What is being asked: How many lines of these records hold the string "кроме"? Reply with the number alone.

*** Available data

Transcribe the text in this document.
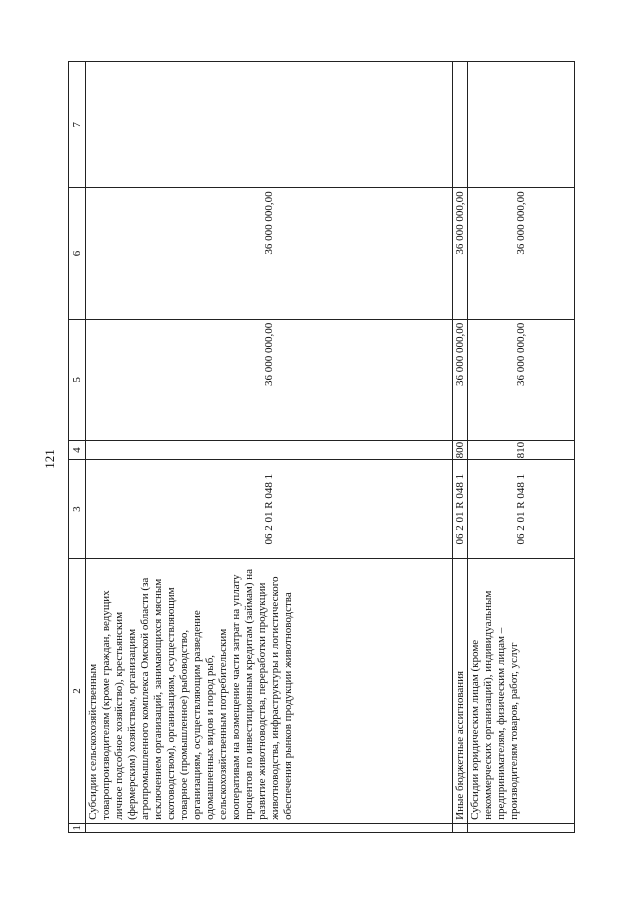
121
1	2	3	4	5	6	7
	Субсидии сельскохозяйственным товаропроизводителям (кроме граждан, ведущих личное подсобное хозяйство), крестьянским (фермерским) хозяйствам, организациям агропромышленного комплекса Омской области (за исключением организаций, занимающихся мясным скотоводством), организациям, осуществляющим товарное (промышленное) рыбоводство, организациям, осуществляющим разведение одомашненных видов и пород рыб, сельскохозяйственным потребительским кооперативам на возмещение части затрат на уплату процентов по инвестиционным кредитам (займам) на развитие животноводства, переработки продукции животноводства, инфраструктуры и логистического обеспечения рынков продукции животноводства	06 2 01 R 048 1		36 000 000,00	36 000 000,00	
	Иные бюджетные ассигнования	06 2 01 R 048 1	800	36 000 000,00	36 000 000,00	
	Субсидии юридическим лицам (кроме некоммерческих организаций), индивидуальным предпринимателям, физическим лицам – производителям товаров, работ, услуг	06 2 01 R 048 1	810	36 000 000,00	36 000 000,00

******

Reply to the exercise: 2